# [The problem]
Present every line in which the string "heading" appears.

# [Record set]
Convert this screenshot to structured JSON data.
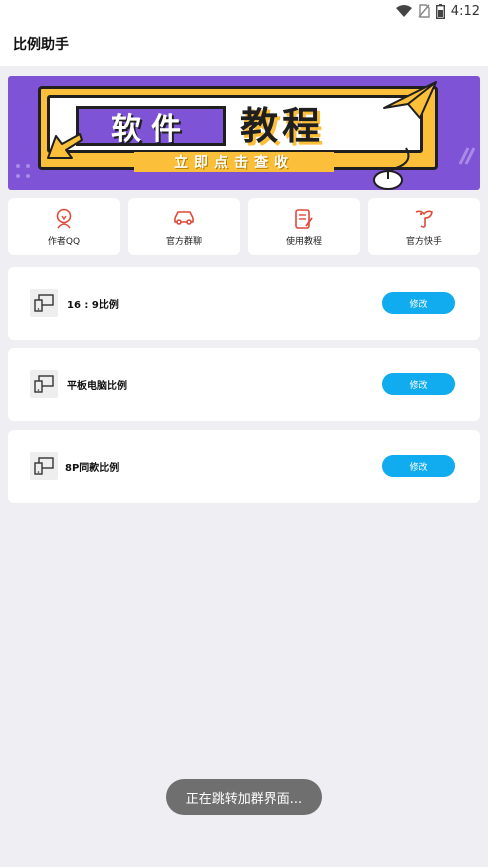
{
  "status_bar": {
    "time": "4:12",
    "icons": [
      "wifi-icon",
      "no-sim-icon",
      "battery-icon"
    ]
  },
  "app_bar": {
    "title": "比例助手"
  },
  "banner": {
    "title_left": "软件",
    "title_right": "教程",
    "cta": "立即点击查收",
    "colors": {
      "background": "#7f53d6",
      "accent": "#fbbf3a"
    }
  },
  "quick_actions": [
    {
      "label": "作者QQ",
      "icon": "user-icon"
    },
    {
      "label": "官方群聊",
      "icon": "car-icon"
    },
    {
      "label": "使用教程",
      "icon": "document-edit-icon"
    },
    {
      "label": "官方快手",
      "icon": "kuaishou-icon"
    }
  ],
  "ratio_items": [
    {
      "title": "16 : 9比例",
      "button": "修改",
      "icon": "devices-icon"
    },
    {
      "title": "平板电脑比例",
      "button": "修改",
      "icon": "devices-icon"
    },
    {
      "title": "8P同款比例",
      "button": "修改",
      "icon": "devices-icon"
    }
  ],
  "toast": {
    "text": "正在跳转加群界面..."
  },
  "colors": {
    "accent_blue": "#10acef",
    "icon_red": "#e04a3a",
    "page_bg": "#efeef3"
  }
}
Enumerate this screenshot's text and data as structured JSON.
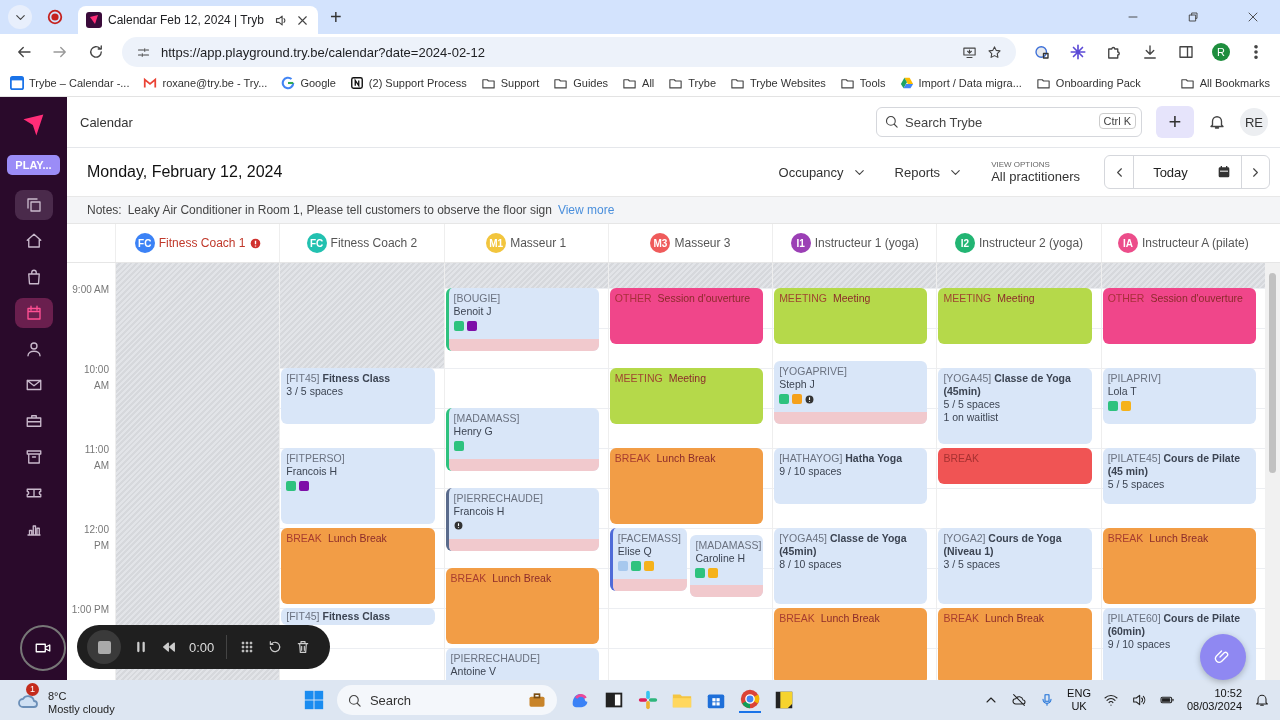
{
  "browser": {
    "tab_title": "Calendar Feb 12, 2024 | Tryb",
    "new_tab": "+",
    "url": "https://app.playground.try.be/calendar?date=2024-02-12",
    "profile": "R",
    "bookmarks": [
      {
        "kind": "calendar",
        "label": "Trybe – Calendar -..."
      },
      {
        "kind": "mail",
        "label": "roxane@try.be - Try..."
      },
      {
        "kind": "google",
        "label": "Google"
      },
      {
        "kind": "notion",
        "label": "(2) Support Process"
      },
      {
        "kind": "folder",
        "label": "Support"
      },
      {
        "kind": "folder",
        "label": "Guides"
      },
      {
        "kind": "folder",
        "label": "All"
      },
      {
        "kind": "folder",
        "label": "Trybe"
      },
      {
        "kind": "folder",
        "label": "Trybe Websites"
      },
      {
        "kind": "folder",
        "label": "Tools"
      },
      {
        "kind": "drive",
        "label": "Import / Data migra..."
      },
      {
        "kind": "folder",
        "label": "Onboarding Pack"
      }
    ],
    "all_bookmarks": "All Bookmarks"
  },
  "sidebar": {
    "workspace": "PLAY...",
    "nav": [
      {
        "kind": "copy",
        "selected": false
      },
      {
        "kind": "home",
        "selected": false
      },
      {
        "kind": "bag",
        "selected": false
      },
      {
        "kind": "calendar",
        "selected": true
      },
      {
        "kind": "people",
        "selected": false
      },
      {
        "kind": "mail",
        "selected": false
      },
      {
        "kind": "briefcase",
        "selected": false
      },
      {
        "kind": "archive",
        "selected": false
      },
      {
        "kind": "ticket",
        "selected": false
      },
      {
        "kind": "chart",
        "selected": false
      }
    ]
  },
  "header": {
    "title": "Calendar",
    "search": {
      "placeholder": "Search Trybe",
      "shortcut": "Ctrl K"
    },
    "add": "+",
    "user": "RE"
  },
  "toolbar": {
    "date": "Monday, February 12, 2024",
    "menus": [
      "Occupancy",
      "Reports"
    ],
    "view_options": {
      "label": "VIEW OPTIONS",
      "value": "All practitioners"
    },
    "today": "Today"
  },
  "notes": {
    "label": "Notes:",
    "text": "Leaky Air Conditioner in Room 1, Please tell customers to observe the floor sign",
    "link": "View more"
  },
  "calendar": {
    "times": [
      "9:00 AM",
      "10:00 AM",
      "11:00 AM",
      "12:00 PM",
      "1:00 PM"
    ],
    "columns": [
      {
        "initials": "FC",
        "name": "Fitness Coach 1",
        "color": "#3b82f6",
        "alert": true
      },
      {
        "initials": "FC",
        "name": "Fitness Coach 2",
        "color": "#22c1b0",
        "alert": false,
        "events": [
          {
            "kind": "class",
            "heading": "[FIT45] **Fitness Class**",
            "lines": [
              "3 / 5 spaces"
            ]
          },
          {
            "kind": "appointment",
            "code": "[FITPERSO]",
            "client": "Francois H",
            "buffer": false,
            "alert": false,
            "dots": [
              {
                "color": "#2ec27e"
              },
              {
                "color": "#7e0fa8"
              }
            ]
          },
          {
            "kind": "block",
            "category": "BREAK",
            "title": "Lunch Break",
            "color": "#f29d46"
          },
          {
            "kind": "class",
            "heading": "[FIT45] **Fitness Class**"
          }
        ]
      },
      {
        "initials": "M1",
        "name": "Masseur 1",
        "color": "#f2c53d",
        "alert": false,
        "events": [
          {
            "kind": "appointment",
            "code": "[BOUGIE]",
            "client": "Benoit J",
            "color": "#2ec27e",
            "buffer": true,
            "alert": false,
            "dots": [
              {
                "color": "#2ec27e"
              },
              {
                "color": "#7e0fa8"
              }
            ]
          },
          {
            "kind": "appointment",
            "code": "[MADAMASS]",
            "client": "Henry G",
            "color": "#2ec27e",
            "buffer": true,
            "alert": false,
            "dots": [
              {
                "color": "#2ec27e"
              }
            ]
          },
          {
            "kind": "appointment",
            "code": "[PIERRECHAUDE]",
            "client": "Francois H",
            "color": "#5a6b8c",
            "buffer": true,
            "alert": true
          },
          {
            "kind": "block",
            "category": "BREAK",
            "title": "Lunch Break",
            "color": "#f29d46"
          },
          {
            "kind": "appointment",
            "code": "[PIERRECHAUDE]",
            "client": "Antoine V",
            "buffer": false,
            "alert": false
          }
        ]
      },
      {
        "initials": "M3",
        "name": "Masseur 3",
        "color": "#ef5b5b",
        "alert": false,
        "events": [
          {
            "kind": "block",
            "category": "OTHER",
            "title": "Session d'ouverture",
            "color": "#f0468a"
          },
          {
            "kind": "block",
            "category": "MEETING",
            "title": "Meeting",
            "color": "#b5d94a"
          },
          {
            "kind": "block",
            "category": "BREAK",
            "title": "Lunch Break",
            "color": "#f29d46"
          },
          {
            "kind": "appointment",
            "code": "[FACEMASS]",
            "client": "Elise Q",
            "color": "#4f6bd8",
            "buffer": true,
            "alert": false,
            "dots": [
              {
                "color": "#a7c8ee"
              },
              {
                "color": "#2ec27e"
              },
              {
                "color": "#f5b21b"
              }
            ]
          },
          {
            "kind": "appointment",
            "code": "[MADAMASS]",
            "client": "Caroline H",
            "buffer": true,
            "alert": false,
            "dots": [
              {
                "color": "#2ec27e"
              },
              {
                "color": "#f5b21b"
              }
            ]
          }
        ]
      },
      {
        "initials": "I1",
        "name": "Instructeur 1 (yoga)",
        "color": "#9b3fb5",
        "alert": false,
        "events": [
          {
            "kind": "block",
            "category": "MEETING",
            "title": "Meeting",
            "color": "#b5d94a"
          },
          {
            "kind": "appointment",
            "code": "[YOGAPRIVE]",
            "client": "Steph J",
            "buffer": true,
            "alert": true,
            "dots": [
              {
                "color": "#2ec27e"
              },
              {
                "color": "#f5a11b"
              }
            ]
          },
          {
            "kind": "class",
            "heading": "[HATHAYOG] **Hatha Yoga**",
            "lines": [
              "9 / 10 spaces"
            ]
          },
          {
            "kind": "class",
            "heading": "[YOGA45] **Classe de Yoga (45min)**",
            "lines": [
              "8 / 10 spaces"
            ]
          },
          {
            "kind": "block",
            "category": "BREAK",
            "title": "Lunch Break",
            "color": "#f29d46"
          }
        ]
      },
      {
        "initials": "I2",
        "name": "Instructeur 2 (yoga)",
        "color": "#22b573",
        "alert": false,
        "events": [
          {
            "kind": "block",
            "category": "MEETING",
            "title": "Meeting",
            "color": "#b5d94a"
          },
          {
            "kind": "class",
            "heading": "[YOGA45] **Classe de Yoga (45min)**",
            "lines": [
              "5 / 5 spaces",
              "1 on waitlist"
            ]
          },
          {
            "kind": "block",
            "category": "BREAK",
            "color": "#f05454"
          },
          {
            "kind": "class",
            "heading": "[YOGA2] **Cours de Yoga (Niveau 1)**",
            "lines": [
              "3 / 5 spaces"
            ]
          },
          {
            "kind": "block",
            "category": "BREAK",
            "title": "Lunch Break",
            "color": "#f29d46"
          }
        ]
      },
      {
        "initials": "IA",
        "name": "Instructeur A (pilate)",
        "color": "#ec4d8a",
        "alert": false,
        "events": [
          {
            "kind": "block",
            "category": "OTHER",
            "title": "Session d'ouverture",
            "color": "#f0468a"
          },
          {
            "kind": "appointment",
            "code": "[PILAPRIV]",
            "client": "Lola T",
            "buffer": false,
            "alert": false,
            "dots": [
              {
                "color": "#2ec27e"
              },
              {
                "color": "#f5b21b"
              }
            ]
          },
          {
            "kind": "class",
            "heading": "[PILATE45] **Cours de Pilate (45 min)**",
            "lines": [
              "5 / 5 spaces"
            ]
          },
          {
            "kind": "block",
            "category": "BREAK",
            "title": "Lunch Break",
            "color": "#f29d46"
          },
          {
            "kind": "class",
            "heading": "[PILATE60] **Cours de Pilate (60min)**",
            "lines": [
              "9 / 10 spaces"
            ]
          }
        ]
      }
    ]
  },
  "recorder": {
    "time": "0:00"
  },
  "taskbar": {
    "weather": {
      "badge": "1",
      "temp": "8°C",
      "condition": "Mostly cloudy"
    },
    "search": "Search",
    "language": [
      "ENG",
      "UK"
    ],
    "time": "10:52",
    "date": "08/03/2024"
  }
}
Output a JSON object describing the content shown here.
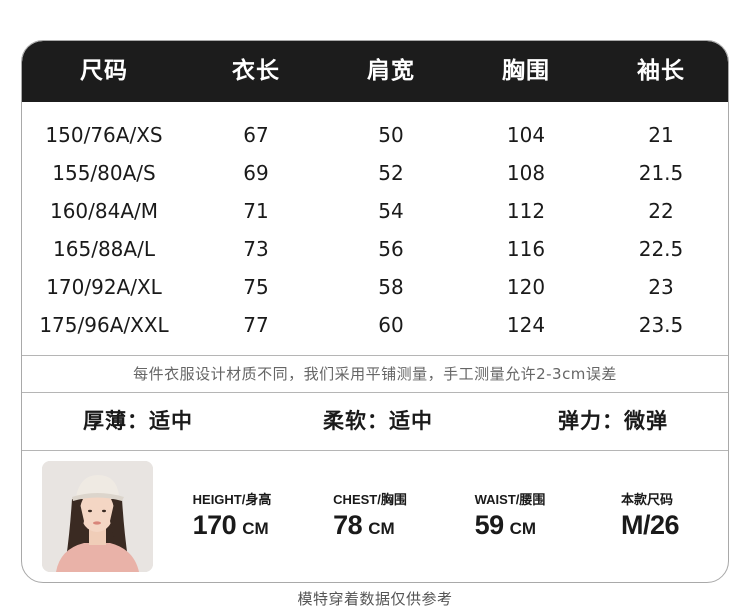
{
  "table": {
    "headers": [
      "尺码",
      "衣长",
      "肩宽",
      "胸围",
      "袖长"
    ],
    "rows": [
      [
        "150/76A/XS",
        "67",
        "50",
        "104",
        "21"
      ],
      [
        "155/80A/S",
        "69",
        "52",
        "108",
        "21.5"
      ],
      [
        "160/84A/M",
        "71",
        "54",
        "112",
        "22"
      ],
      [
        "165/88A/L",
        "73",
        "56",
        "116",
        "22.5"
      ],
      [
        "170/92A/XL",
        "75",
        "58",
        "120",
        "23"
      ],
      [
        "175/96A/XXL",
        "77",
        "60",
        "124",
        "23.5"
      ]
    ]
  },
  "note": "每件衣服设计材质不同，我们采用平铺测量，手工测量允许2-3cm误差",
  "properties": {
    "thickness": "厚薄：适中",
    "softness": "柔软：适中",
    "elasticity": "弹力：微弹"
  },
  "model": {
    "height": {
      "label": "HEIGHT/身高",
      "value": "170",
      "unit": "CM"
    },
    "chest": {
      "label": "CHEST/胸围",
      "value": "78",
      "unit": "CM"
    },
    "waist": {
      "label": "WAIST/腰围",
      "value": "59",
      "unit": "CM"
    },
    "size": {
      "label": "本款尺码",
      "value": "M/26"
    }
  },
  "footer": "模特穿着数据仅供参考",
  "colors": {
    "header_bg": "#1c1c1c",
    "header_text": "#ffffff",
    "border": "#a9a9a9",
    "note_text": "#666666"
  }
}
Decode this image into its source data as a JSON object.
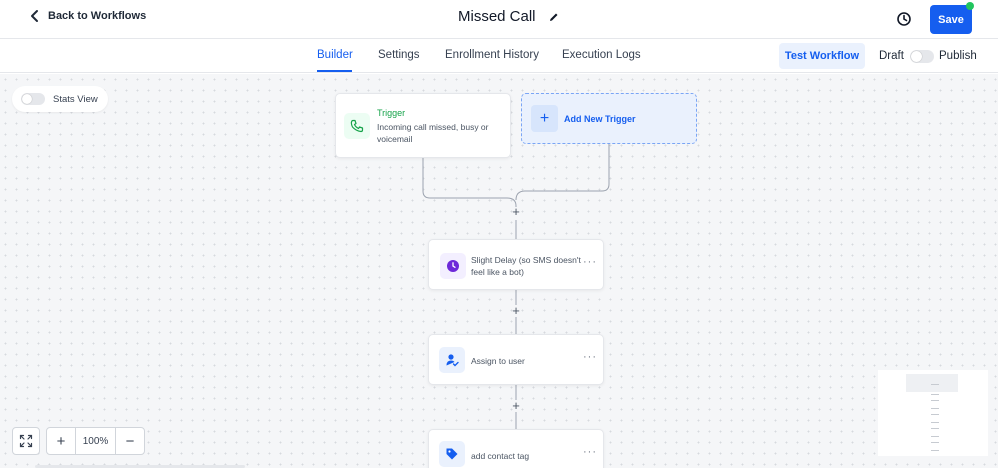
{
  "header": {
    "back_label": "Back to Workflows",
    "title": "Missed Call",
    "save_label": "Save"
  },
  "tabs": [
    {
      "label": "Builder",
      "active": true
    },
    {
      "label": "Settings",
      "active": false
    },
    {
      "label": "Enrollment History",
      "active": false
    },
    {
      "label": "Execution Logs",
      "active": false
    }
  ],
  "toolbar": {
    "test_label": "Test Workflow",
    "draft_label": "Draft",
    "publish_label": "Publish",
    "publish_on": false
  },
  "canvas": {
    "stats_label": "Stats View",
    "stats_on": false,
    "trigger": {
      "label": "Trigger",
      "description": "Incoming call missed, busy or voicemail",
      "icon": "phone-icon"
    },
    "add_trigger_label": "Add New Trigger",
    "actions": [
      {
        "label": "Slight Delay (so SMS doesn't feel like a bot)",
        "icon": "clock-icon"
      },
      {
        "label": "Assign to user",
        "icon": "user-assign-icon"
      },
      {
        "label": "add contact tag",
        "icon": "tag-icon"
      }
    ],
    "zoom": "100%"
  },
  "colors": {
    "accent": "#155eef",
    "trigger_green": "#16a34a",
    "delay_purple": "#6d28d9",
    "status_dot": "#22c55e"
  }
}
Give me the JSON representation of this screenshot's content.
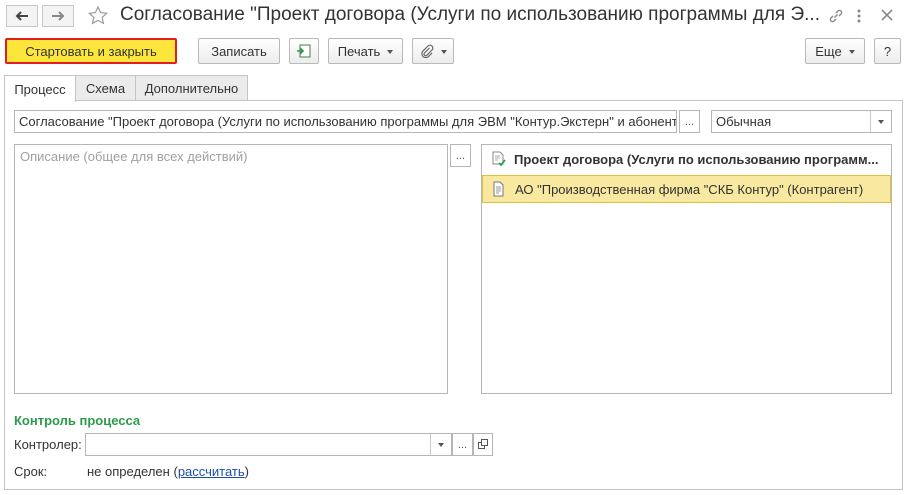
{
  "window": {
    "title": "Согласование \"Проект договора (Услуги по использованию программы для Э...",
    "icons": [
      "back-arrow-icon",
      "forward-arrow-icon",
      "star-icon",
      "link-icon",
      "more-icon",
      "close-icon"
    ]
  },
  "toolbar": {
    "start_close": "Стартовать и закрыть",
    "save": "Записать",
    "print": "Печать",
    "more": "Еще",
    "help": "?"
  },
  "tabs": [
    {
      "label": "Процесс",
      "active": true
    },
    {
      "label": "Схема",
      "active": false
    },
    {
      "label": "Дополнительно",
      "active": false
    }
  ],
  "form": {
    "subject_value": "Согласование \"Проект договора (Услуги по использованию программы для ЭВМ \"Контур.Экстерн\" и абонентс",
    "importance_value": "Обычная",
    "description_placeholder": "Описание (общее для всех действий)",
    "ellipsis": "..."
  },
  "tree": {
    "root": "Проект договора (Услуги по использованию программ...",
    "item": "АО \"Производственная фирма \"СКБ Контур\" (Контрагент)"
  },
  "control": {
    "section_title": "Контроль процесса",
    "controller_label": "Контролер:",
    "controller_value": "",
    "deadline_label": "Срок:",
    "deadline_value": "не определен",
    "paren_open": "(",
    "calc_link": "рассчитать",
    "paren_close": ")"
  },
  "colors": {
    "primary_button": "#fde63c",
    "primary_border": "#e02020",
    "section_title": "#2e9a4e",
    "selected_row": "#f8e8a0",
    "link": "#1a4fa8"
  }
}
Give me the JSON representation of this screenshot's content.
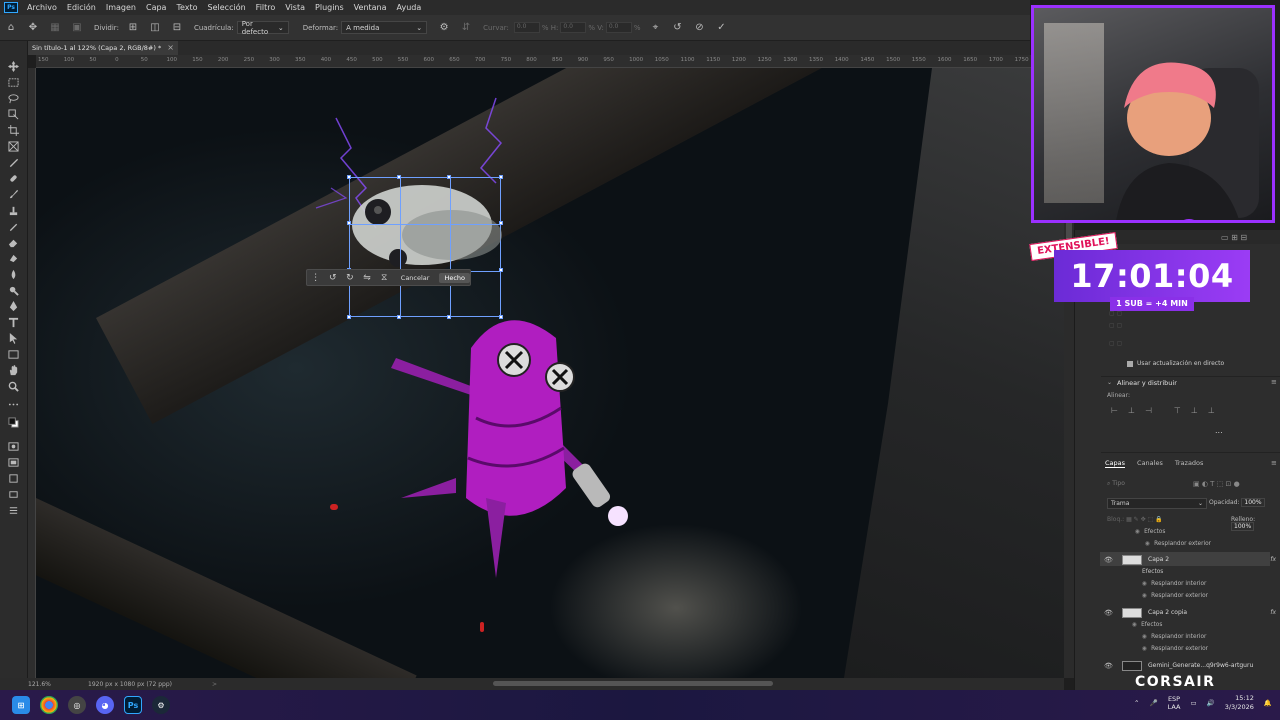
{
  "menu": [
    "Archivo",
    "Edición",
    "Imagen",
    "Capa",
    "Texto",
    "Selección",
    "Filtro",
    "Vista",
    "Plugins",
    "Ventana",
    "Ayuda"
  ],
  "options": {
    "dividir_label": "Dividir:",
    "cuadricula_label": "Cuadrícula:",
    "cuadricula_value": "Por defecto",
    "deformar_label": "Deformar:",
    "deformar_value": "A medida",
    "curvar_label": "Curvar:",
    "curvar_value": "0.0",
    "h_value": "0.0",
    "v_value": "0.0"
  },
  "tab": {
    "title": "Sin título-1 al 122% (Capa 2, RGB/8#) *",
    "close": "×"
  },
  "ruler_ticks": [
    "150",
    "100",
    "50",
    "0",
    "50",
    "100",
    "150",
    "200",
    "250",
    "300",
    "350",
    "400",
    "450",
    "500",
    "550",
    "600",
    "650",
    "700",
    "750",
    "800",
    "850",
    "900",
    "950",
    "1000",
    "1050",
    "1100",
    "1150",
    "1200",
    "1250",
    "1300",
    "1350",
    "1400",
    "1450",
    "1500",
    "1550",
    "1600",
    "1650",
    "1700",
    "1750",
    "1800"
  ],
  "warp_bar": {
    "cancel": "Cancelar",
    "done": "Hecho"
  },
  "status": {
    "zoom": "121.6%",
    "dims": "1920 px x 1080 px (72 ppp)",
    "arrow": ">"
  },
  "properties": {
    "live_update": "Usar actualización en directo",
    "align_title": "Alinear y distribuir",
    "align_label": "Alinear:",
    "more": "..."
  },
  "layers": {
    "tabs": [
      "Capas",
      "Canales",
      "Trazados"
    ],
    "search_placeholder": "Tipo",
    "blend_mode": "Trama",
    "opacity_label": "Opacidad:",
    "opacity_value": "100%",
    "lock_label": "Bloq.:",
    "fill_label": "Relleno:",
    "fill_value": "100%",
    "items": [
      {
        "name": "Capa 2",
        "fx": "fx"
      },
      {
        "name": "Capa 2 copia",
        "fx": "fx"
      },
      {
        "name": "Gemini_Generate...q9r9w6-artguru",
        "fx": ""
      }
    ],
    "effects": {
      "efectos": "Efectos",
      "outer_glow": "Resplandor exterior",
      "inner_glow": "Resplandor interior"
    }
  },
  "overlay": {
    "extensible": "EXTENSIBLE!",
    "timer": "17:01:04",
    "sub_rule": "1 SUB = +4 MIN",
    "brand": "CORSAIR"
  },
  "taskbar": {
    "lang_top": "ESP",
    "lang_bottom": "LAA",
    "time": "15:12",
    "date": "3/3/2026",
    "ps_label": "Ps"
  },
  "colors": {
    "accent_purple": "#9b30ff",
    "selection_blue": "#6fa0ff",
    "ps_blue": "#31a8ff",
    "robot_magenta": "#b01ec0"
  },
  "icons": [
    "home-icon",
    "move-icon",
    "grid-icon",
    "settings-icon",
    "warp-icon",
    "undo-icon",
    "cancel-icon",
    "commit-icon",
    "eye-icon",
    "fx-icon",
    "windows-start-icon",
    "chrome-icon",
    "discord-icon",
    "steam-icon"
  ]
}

# [Output for this task]
            "heading": "[FIT45] **Fitness Class**",
            "heading": "[FIT45] **Fitness Class**"
            "heading": "[HATHAYOG] **Hatha Yoga**",
            "heading": "[YOGA45] **Classe de Yoga (45min)**",
            "heading": "[YOGA45] **Classe de Yoga (45min)**",
            "heading": "[YOGA2] **Cours de Yoga (Niveau 1)**",
            "heading": "[PILATE45] **Cours de Pilate (45 min)**",
            "heading": "[PILATE60] **Cours de Pilate (60min)**",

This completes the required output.